┌─ RECORDS PROVIDED

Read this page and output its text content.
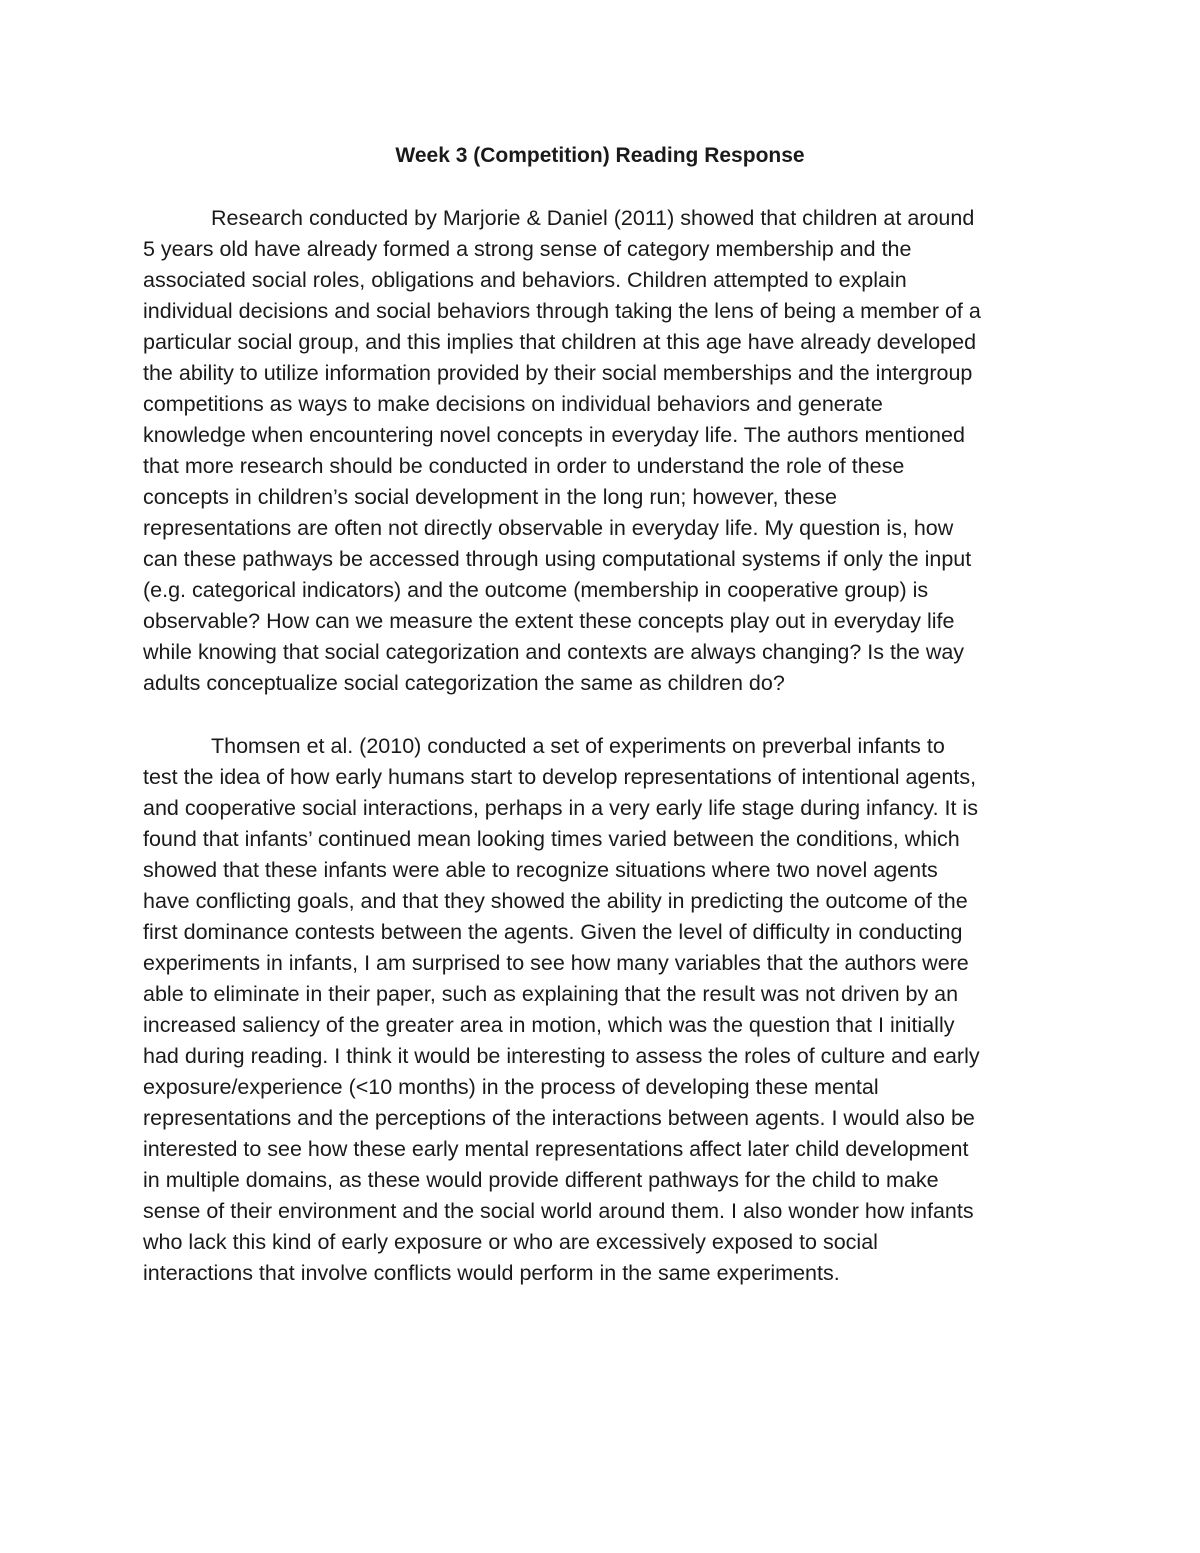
Week 3 (Competition) Reading Response

Research conducted by Marjorie & Daniel (2011) showed that children at around

5 years old have already formed a strong sense of category membership and the

associated social roles, obligations and behaviors. Children attempted to explain

individual decisions and social behaviors through taking the lens of being a member of a

particular social group, and this implies that children at this age have already developed

the ability to utilize information provided by their social memberships and the intergroup

competitions as ways to make decisions on individual behaviors and generate

knowledge when encountering novel concepts in everyday life. The authors mentioned

that more research should be conducted in order to understand the role of these

concepts in children’s social development in the long run; however, these

representations are often not directly observable in everyday life. My question is, how

can these pathways be accessed through using computational systems if only the input

(e.g. categorical indicators) and the outcome (membership in cooperative group) is

observable? How can we measure the extent these concepts play out in everyday life

while knowing that social categorization and contexts are always changing? Is the way

adults conceptualize social categorization the same as children do?

Thomsen et al. (2010) conducted a set of experiments on preverbal infants to

test the idea of how early humans start to develop representations of intentional agents,

and cooperative social interactions, perhaps in a very early life stage during infancy. It is

found that infants’ continued mean looking times varied between the conditions, which

showed that these infants were able to recognize situations where two novel agents

have conflicting goals, and that they showed the ability in predicting the outcome of the

first dominance contests between the agents. Given the level of difficulty in conducting

experiments in infants, I am surprised to see how many variables that the authors were

able to eliminate in their paper, such as explaining that the result was not driven by an

increased saliency of the greater area in motion, which was the question that I initially

had during reading. I think it would be interesting to assess the roles of culture and early

exposure/experience (<10 months) in the process of developing these mental

representations and the perceptions of the interactions between agents. I would also be

interested to see how these early mental representations affect later child development

in multiple domains, as these would provide different pathways for the child to make

sense of their environment and the social world around them. I also wonder how infants

who lack this kind of early exposure or who are excessively exposed to social

interactions that involve conflicts would perform in the same experiments.
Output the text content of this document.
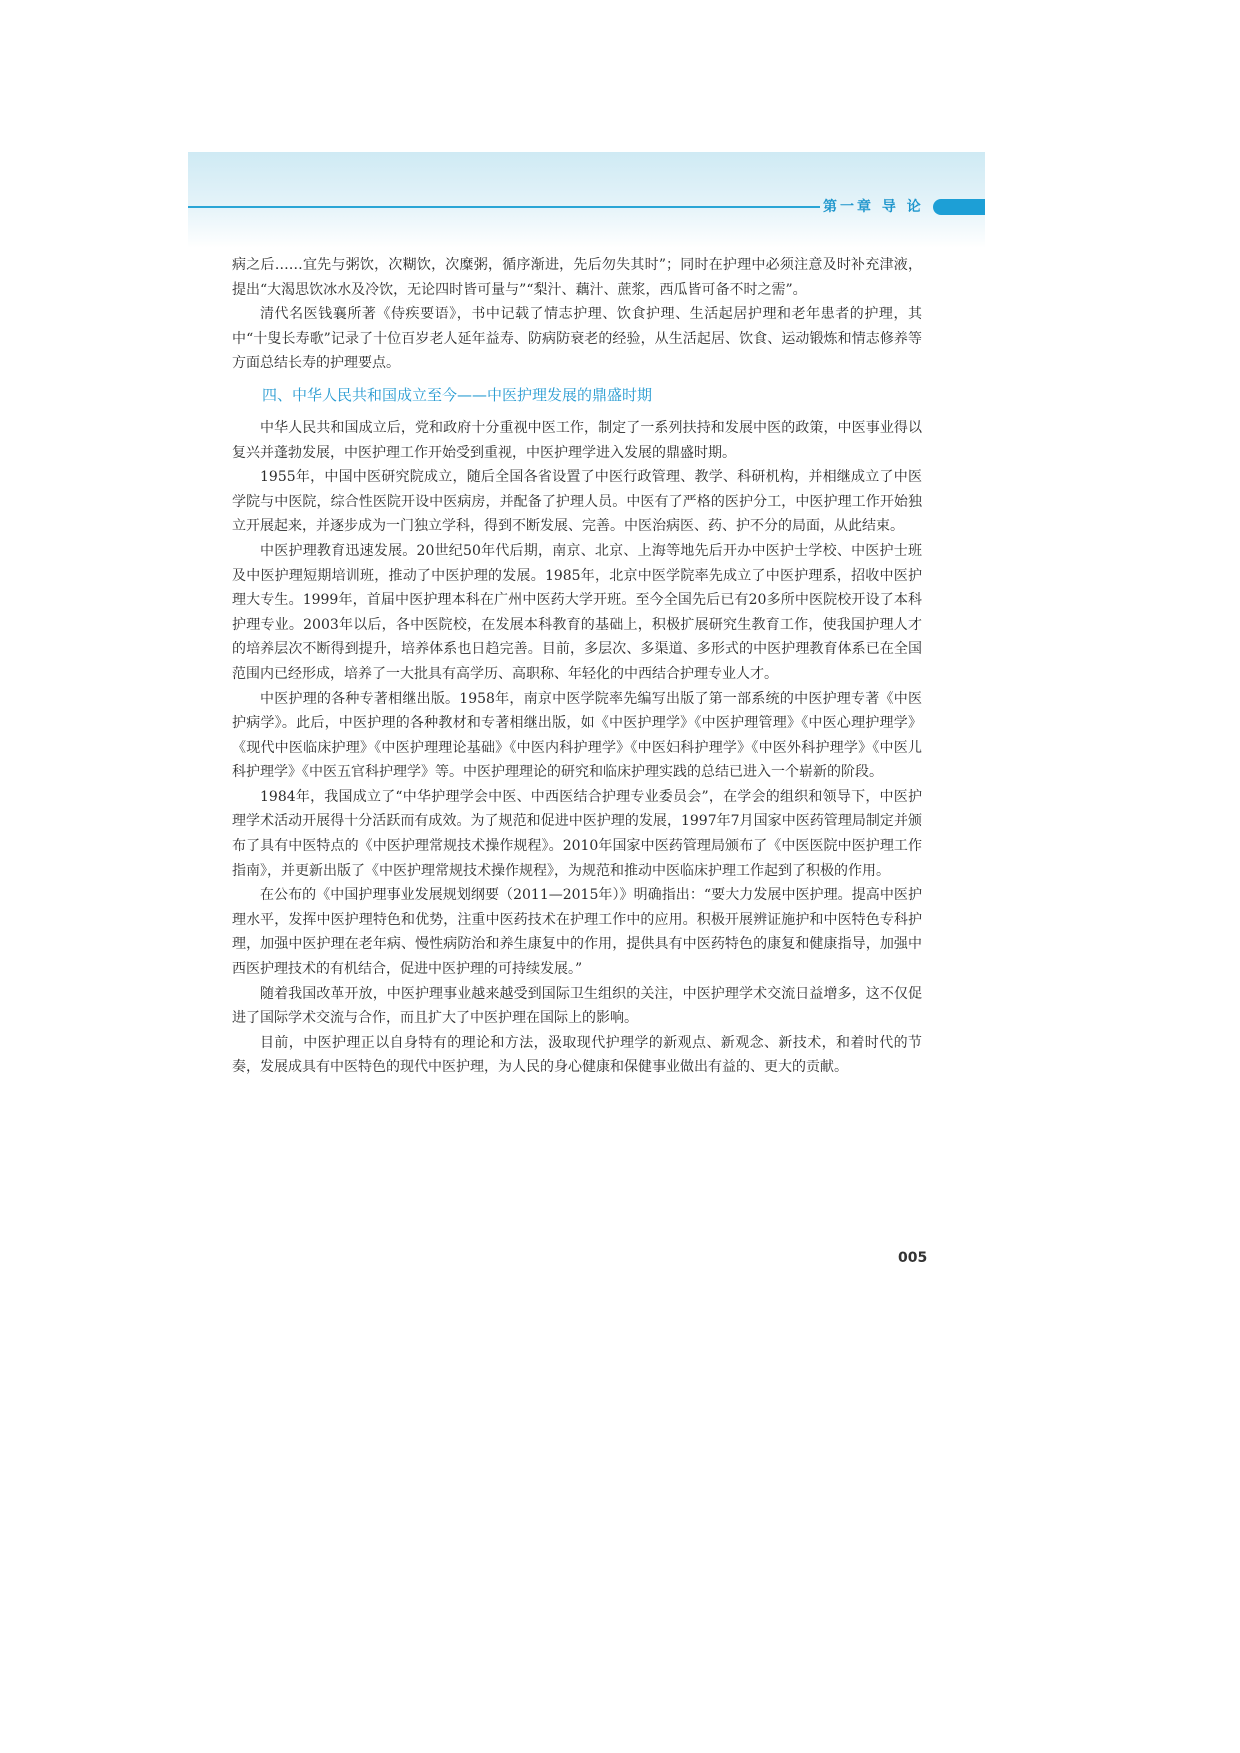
第一章 导 论

病之后……宜先与粥饮，次糊饮，次糜粥，循序渐进，先后勿失其时”；同时在护理中必须注意及时补充津液，提出“大渴思饮冰水及冷饮，无论四时皆可量与”“梨汁、藕汁、蔗浆，西瓜皆可备不时之需”。

清代名医钱襄所著《侍疾要语》，书中记载了情志护理、饮食护理、生活起居护理和老年患者的护理，其中“十叟长寿歌”记录了十位百岁老人延年益寿、防病防衰老的经验，从生活起居、饮食、运动锻炼和情志修养等方面总结长寿的护理要点。

四、中华人民共和国成立至今——中医护理发展的鼎盛时期

中华人民共和国成立后，党和政府十分重视中医工作，制定了一系列扶持和发展中医的政策，中医事业得以复兴并蓬勃发展，中医护理工作开始受到重视，中医护理学进入发展的鼎盛时期。

1955年，中国中医研究院成立，随后全国各省设置了中医行政管理、教学、科研机构，并相继成立了中医学院与中医院，综合性医院开设中医病房，并配备了护理人员。中医有了严格的医护分工，中医护理工作开始独立开展起来，并逐步成为一门独立学科，得到不断发展、完善。中医治病医、药、护不分的局面，从此结束。

中医护理教育迅速发展。20世纪50年代后期，南京、北京、上海等地先后开办中医护士学校、中医护士班及中医护理短期培训班，推动了中医护理的发展。1985年，北京中医学院率先成立了中医护理系，招收中医护理大专生。1999年，首届中医护理本科在广州中医药大学开班。至今全国先后已有20多所中医院校开设了本科护理专业。2003年以后，各中医院校，在发展本科教育的基础上，积极扩展研究生教育工作，使我国护理人才的培养层次不断得到提升，培养体系也日趋完善。目前，多层次、多渠道、多形式的中医护理教育体系已在全国范围内已经形成，培养了一大批具有高学历、高职称、年轻化的中西结合护理专业人才。

中医护理的各种专著相继出版。1958年，南京中医学院率先编写出版了第一部系统的中医护理专著《中医护病学》。此后，中医护理的各种教材和专著相继出版，如《中医护理学》《中医护理管理》《中医心理护理学》《现代中医临床护理》《中医护理理论基础》《中医内科护理学》《中医妇科护理学》《中医外科护理学》《中医儿科护理学》《中医五官科护理学》等。中医护理理论的研究和临床护理实践的总结已进入一个崭新的阶段。

1984年，我国成立了“中华护理学会中医、中西医结合护理专业委员会”，在学会的组织和领导下，中医护理学术活动开展得十分活跃而有成效。为了规范和促进中医护理的发展，1997年7月国家中医药管理局制定并颁布了具有中医特点的《中医护理常规技术操作规程》。2010年国家中医药管理局颁布了《中医医院中医护理工作指南》，并更新出版了《中医护理常规技术操作规程》，为规范和推动中医临床护理工作起到了积极的作用。

在公布的《中国护理事业发展规划纲要（2011—2015年）》明确指出：“要大力发展中医护理。提高中医护理水平，发挥中医护理特色和优势，注重中医药技术在护理工作中的应用。积极开展辨证施护和中医特色专科护理，加强中医护理在老年病、慢性病防治和养生康复中的作用，提供具有中医药特色的康复和健康指导，加强中西医护理技术的有机结合，促进中医护理的可持续发展。”

随着我国改革开放，中医护理事业越来越受到国际卫生组织的关注，中医护理学术交流日益增多，这不仅促进了国际学术交流与合作，而且扩大了中医护理在国际上的影响。

目前，中医护理正以自身特有的理论和方法，汲取现代护理学的新观点、新观念、新技术，和着时代的节奏，发展成具有中医特色的现代中医护理，为人民的身心健康和保健事业做出有益的、更大的贡献。

005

└─

* WHAT IS EXPECTED:
Go to the line containing "Output the text content of this document." and set it down, along with every later line through the last one, exactly as written and without the pictures.

* FINAL RESULT:
Output the text content of this document.
第一章 导 论

病之后……宜先与粥饮，次糊饮，次糜粥，循序渐进，先后勿失其时”；同时在护理中必须注意及时补充津液，提出“大渴思饮冰水及冷饮，无论四时皆可量与”“梨汁、藕汁、蔗浆，西瓜皆可备不时之需”。

清代名医钱襄所著《侍疾要语》，书中记载了情志护理、饮食护理、生活起居护理和老年患者的护理，其中“十叟长寿歌”记录了十位百岁老人延年益寿、防病防衰老的经验，从生活起居、饮食、运动锻炼和情志修养等方面总结长寿的护理要点。

四、中华人民共和国成立至今——中医护理发展的鼎盛时期

中华人民共和国成立后，党和政府十分重视中医工作，制定了一系列扶持和发展中医的政策，中医事业得以复兴并蓬勃发展，中医护理工作开始受到重视，中医护理学进入发展的鼎盛时期。

1955年，中国中医研究院成立，随后全国各省设置了中医行政管理、教学、科研机构，并相继成立了中医学院与中医院，综合性医院开设中医病房，并配备了护理人员。中医有了严格的医护分工，中医护理工作开始独立开展起来，并逐步成为一门独立学科，得到不断发展、完善。中医治病医、药、护不分的局面，从此结束。

中医护理教育迅速发展。20世纪50年代后期，南京、北京、上海等地先后开办中医护士学校、中医护士班及中医护理短期培训班，推动了中医护理的发展。1985年，北京中医学院率先成立了中医护理系，招收中医护理大专生。1999年，首届中医护理本科在广州中医药大学开班。至今全国先后已有20多所中医院校开设了本科护理专业。2003年以后，各中医院校，在发展本科教育的基础上，积极扩展研究生教育工作，使我国护理人才的培养层次不断得到提升，培养体系也日趋完善。目前，多层次、多渠道、多形式的中医护理教育体系已在全国范围内已经形成，培养了一大批具有高学历、高职称、年轻化的中西结合护理专业人才。

中医护理的各种专著相继出版。1958年，南京中医学院率先编写出版了第一部系统的中医护理专著《中医护病学》。此后，中医护理的各种教材和专著相继出版，如《中医护理学》《中医护理管理》《中医心理护理学》《现代中医临床护理》《中医护理理论基础》《中医内科护理学》《中医妇科护理学》《中医外科护理学》《中医儿科护理学》《中医五官科护理学》等。中医护理理论的研究和临床护理实践的总结已进入一个崭新的阶段。

1984年，我国成立了“中华护理学会中医、中西医结合护理专业委员会”，在学会的组织和领导下，中医护理学术活动开展得十分活跃而有成效。为了规范和促进中医护理的发展，1997年7月国家中医药管理局制定并颁布了具有中医特点的《中医护理常规技术操作规程》。2010年国家中医药管理局颁布了《中医医院中医护理工作指南》，并更新出版了《中医护理常规技术操作规程》，为规范和推动中医临床护理工作起到了积极的作用。

在公布的《中国护理事业发展规划纲要（2011—2015年）》明确指出：“要大力发展中医护理。提高中医护理水平，发挥中医护理特色和优势，注重中医药技术在护理工作中的应用。积极开展辨证施护和中医特色专科护理，加强中医护理在老年病、慢性病防治和养生康复中的作用，提供具有中医药特色的康复和健康指导，加强中西医护理技术的有机结合，促进中医护理的可持续发展。”

随着我国改革开放，中医护理事业越来越受到国际卫生组织的关注，中医护理学术交流日益增多，这不仅促进了国际学术交流与合作，而且扩大了中医护理在国际上的影响。

目前，中医护理正以自身特有的理论和方法，汲取现代护理学的新观点、新观念、新技术，和着时代的节奏，发展成具有中医特色的现代中医护理，为人民的身心健康和保健事业做出有益的、更大的贡献。

005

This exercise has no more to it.